*AIM*: Below is a block of data; give all of it again word for word.

___ MATERIAL SHOWN ___

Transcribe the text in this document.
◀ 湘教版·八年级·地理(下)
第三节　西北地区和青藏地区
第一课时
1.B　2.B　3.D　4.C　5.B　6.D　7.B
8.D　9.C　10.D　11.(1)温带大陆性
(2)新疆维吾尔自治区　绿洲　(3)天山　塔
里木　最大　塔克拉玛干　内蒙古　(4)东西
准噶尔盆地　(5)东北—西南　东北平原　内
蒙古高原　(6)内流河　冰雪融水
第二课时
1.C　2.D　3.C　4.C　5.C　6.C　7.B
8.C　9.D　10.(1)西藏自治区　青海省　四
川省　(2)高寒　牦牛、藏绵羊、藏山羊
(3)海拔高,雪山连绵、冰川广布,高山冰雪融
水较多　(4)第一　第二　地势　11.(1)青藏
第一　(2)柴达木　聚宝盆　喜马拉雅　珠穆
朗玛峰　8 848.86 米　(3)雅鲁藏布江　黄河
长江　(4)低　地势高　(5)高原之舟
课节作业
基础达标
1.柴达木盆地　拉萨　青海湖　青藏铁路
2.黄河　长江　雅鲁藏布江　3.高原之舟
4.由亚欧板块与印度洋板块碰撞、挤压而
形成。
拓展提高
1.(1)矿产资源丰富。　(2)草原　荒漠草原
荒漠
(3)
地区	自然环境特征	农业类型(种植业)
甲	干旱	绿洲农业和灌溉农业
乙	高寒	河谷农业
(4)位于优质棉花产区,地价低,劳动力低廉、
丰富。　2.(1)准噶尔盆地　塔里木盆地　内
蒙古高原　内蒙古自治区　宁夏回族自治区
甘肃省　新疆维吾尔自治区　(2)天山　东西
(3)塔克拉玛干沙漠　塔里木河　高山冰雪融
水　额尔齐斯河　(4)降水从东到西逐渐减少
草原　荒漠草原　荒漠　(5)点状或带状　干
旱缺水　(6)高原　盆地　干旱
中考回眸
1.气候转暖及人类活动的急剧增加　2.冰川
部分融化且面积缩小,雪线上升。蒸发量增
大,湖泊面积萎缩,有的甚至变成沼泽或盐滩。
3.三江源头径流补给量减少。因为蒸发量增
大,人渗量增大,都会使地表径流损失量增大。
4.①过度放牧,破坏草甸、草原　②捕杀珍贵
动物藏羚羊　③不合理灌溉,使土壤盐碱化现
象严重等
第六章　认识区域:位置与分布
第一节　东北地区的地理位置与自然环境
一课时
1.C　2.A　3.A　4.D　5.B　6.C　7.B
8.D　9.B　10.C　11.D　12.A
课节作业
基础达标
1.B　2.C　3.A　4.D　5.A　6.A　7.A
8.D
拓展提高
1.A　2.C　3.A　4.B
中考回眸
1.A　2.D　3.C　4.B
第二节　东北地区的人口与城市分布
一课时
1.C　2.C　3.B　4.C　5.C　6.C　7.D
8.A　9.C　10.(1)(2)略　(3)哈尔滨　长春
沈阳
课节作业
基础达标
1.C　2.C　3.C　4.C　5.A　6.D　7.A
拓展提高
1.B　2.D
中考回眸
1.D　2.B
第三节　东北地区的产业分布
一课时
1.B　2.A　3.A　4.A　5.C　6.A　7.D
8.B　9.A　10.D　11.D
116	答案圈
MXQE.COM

___

*RESPONSE TO THIS EXERCISE*:
Transcribe the text in this document.
◀ 湘教版·八年级·地理(下)
第三节　西北地区和青藏地区
第一课时
1.B　2.B　3.D　4.C　5.B　6.D　7.B
8.D　9.C　10.D　11.(1)温带大陆性
(2)新疆维吾尔自治区　绿洲　(3)天山　塔
里木　最大　塔克拉玛干　内蒙古　(4)东西
准噶尔盆地　(5)东北—西南　东北平原　内
蒙古高原　(6)内流河　冰雪融水
第二课时
1.C　2.D　3.C　4.C　5.C　6.C　7.B
8.C　9.D　10.(1)西藏自治区　青海省　四
川省　(2)高寒　牦牛、藏绵羊、藏山羊
(3)海拔高,雪山连绵、冰川广布,高山冰雪融
水较多　(4)第一　第二　地势　11.(1)青藏
第一　(2)柴达木　聚宝盆　喜马拉雅　珠穆
朗玛峰　8 848.86 米　(3)雅鲁藏布江　黄河
长江　(4)低　地势高　(5)高原之舟
课节作业
基础达标
1.柴达木盆地　拉萨　青海湖　青藏铁路
2.黄河　长江　雅鲁藏布江　3.高原之舟
4.由亚欧板块与印度洋板块碰撞、挤压而
形成。
拓展提高
1.(1)矿产资源丰富。　(2)草原　荒漠草原
荒漠
(3)
地区	自然环境特征	农业类型(种植业)
甲	干旱	绿洲农业和灌溉农业
乙	高寒	河谷农业
(4)位于优质棉花产区,地价低,劳动力低廉、
丰富。　2.(1)准噶尔盆地　塔里木盆地　内
蒙古高原　内蒙古自治区　宁夏回族自治区
甘肃省　新疆维吾尔自治区　(2)天山　东西
(3)塔克拉玛干沙漠　塔里木河　高山冰雪融
水　额尔齐斯河　(4)降水从东到西逐渐减少
草原　荒漠草原　荒漠　(5)点状或带状　干
旱缺水　(6)高原　盆地　干旱
中考回眸
1.气候转暖及人类活动的急剧增加　2.冰川
部分融化且面积缩小,雪线上升。蒸发量增
大,湖泊面积萎缩,有的甚至变成沼泽或盐滩。
3.三江源头径流补给量减少。因为蒸发量增
大,人渗量增大,都会使地表径流损失量增大。
4.①过度放牧,破坏草甸、草原　②捕杀珍贵
动物藏羚羊　③不合理灌溉,使土壤盐碱化现
象严重等
第六章　认识区域:位置与分布
第一节　东北地区的地理位置与自然环境
一课时
1.C　2.A　3.A　4.D　5.B　6.C　7.B
8.D　9.B　10.C　11.D　12.A
课节作业
基础达标
1.B　2.C　3.A　4.D　5.A　6.A　7.A
8.D
拓展提高
1.A　2.C　3.A　4.B
中考回眸
1.A　2.D　3.C　4.B
第二节　东北地区的人口与城市分布
一课时
1.C　2.C　3.B　4.C　5.C　6.C　7.D
8.A　9.C　10.(1)(2)略　(3)哈尔滨　长春
沈阳
课节作业
基础达标
1.C　2.C　3.C　4.C　5.A　6.D　7.A
拓展提高
1.B　2.D
中考回眸
1.D　2.B
第三节　东北地区的产业分布
一课时
1.B　2.A　3.A　4.A　5.C　6.A　7.D
8.B　9.A　10.D　11.D
116	答案圈
MXQE.COM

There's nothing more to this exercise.